◆ **Goal**:
Return all the data below as it stands, minus the pictures.

*** Material for this exercise

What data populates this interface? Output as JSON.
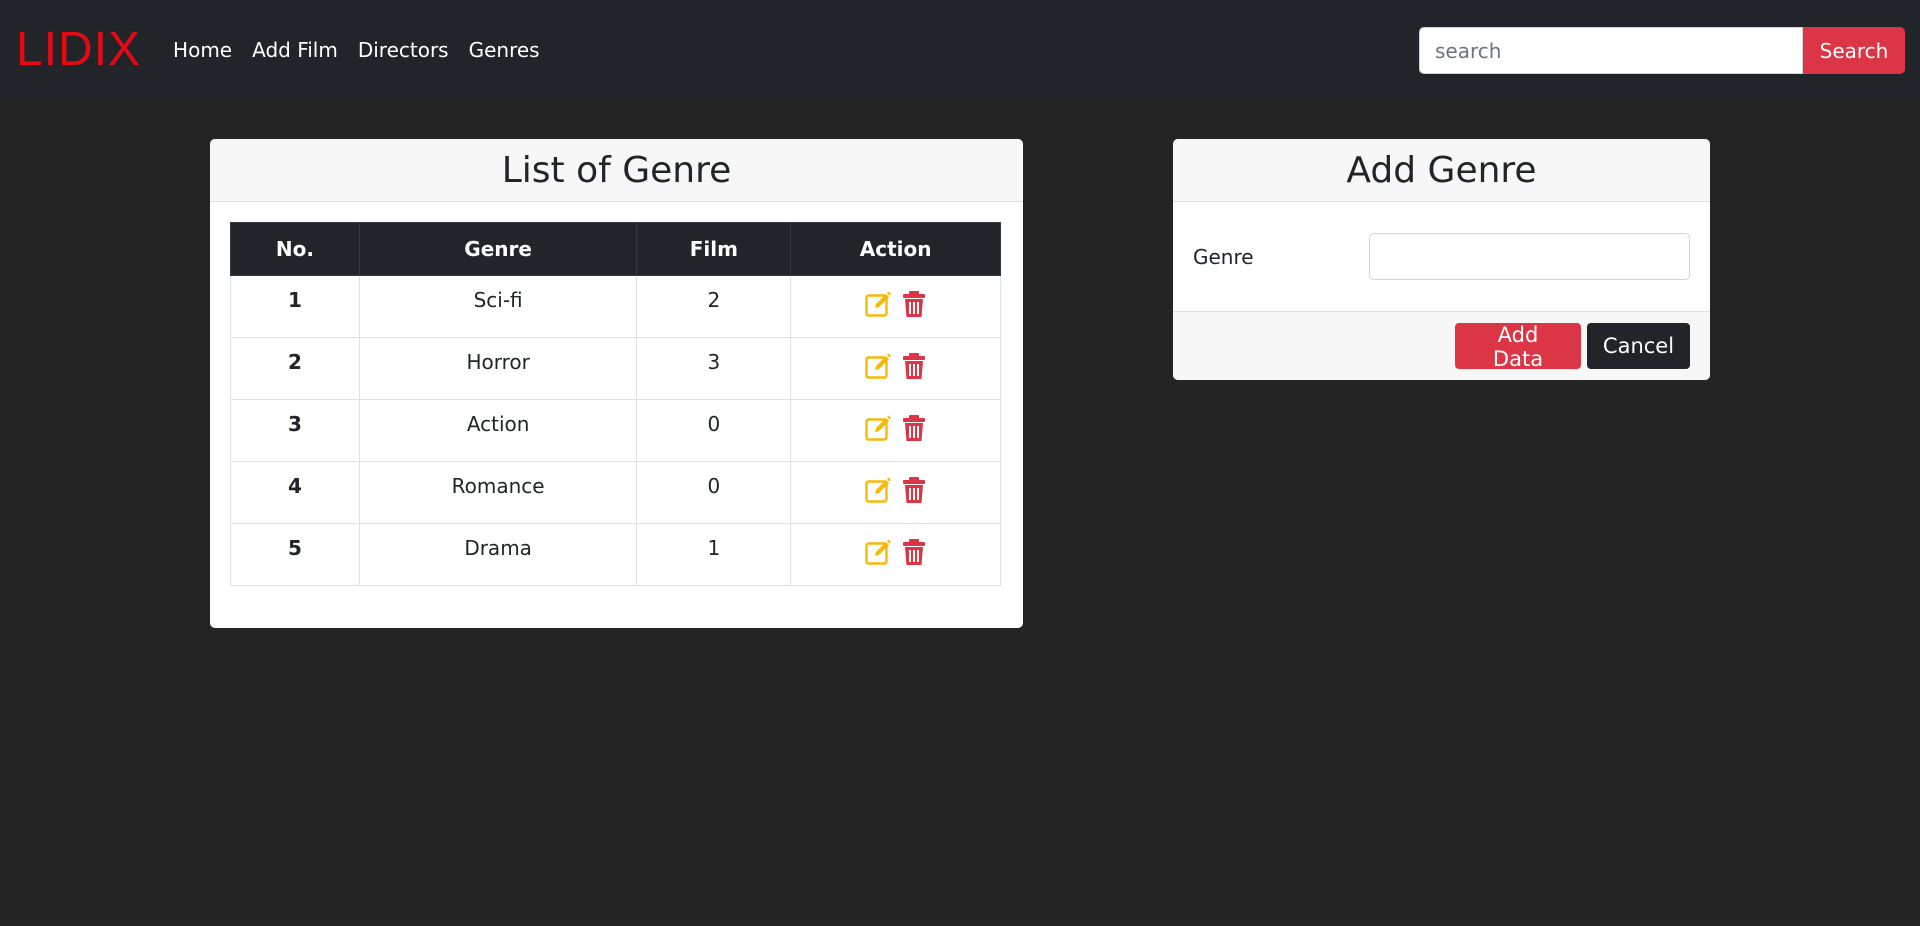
{
  "navbar": {
    "brand": "LIDIX",
    "links": [
      "Home",
      "Add Film",
      "Directors",
      "Genres"
    ],
    "search_placeholder": "search",
    "search_button": "Search"
  },
  "list_card": {
    "title": "List of Genre",
    "columns": [
      "No.",
      "Genre",
      "Film",
      "Action"
    ],
    "rows": [
      {
        "no": "1",
        "genre": "Sci-fi",
        "film": "2"
      },
      {
        "no": "2",
        "genre": "Horror",
        "film": "3"
      },
      {
        "no": "3",
        "genre": "Action",
        "film": "0"
      },
      {
        "no": "4",
        "genre": "Romance",
        "film": "0"
      },
      {
        "no": "5",
        "genre": "Drama",
        "film": "1"
      }
    ],
    "edit_icon": "edit-icon",
    "delete_icon": "trash-icon"
  },
  "add_card": {
    "title": "Add Genre",
    "genre_label": "Genre",
    "genre_value": "",
    "add_button": "Add Data",
    "cancel_button": "Cancel"
  },
  "colors": {
    "brand": "#e50914",
    "navbar": "#212529",
    "background": "#242424",
    "accent": "#dc3545",
    "edit_icon": "#f5b90a",
    "delete_icon": "#dc3545"
  }
}
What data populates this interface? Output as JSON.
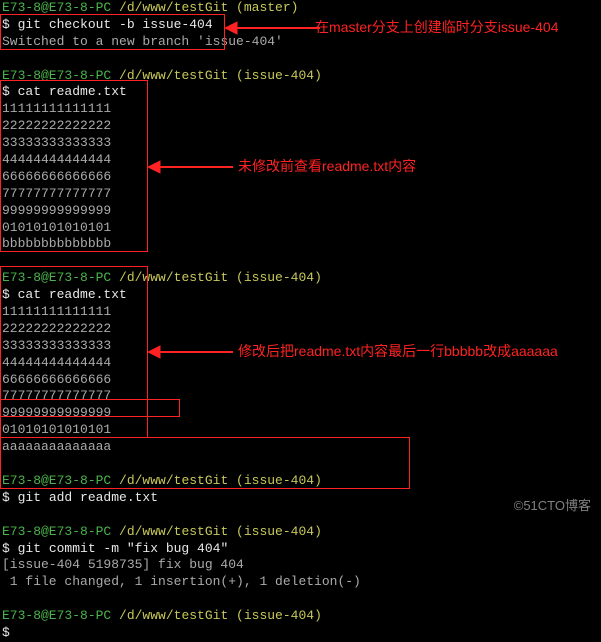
{
  "prompt": {
    "user_host": "E73-8@E73-8-PC",
    "path_master": "/d/www/testGit (master)",
    "path_branch": "/d/www/testGit (issue-404)"
  },
  "block1": {
    "cmd": "git checkout -b issue-404",
    "out": "Switched to a new branch 'issue-404'"
  },
  "block2": {
    "cmd": "cat readme.txt",
    "lines": [
      "11111111111111",
      "22222222222222",
      "33333333333333",
      "44444444444444",
      "66666666666666",
      "77777777777777",
      "99999999999999",
      "01010101010101",
      "bbbbbbbbbbbbbb"
    ]
  },
  "block3": {
    "cmd": "cat readme.txt",
    "lines": [
      "11111111111111",
      "22222222222222",
      "33333333333333",
      "44444444444444",
      "66666666666666",
      "77777777777777",
      "99999999999999",
      "01010101010101",
      "aaaaaaaaaaaaaa"
    ]
  },
  "block4": {
    "cmd": "git add readme.txt"
  },
  "block5": {
    "cmd": "git commit -m \"fix bug 404\"",
    "out1": "[issue-404 5198735] fix bug 404",
    "out2": " 1 file changed, 1 insertion(+), 1 deletion(-)"
  },
  "anno": {
    "a1": "在master分支上创建临时分支issue-404",
    "a2": "未修改前查看readme.txt内容",
    "a3": "修改后把readme.txt内容最后一行bbbbb改成aaaaaa"
  },
  "watermark": "©51CTO博客"
}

******

◆ **Response to the exercise**:
What data populates this interface? Output as JSON.
{
  "navbar": {
    "brand": "LIDIX",
    "links": [
      "Home",
      "Add Film",
      "Directors",
      "Genres"
    ],
    "search_placeholder": "search",
    "search_button": "Search"
  },
  "list_card": {
    "title": "List of Genre",
    "columns": [
      "No.",
      "Genre",
      "Film",
      "Action"
    ],
    "rows": [
      {
        "no": "1",
        "genre": "Sci-fi",
        "film": "2"
      },
      {
        "no": "2",
        "genre": "Horror",
        "film": "3"
      },
      {
        "no": "3",
        "genre": "Action",
        "film": "0"
      },
      {
        "no": "4",
        "genre": "Romance",
        "film": "0"
      },
      {
        "no": "5",
        "genre": "Drama",
        "film": "1"
      }
    ],
    "edit_icon": "edit-icon",
    "delete_icon": "trash-icon"
  },
  "add_card": {
    "title": "Add Genre",
    "genre_label": "Genre",
    "genre_value": "",
    "add_button": "Add Data",
    "cancel_button": "Cancel"
  },
  "colors": {
    "brand": "#e50914",
    "navbar": "#212529",
    "background": "#242424",
    "accent": "#dc3545",
    "edit_icon": "#f5b90a",
    "delete_icon": "#dc3545"
  }
}
What data populates this interface? Output as JSON.
{
  "prompt": {
    "user_host": "E73-8@E73-8-PC",
    "path_master": "/d/www/testGit (master)",
    "path_branch": "/d/www/testGit (issue-404)"
  },
  "block1": {
    "cmd": "git checkout -b issue-404",
    "out": "Switched to a new branch 'issue-404'"
  },
  "block2": {
    "cmd": "cat readme.txt",
    "lines": [
      "11111111111111",
      "22222222222222",
      "33333333333333",
      "44444444444444",
      "66666666666666",
      "77777777777777",
      "99999999999999",
      "01010101010101",
      "bbbbbbbbbbbbbb"
    ]
  },
  "block3": {
    "cmd": "cat readme.txt",
    "lines": [
      "11111111111111",
      "22222222222222",
      "33333333333333",
      "44444444444444",
      "66666666666666",
      "77777777777777",
      "99999999999999",
      "01010101010101",
      "aaaaaaaaaaaaaa"
    ]
  },
  "block4": {
    "cmd": "git add readme.txt"
  },
  "block5": {
    "cmd": "git commit -m \"fix bug 404\"",
    "out1": "[issue-404 5198735] fix bug 404",
    "out2": " 1 file changed, 1 insertion(+), 1 deletion(-)"
  },
  "anno": {
    "a1": "在master分支上创建临时分支issue-404",
    "a2": "未修改前查看readme.txt内容",
    "a3": "修改后把readme.txt内容最后一行bbbbb改成aaaaaa"
  },
  "watermark": "©51CTO博客"
}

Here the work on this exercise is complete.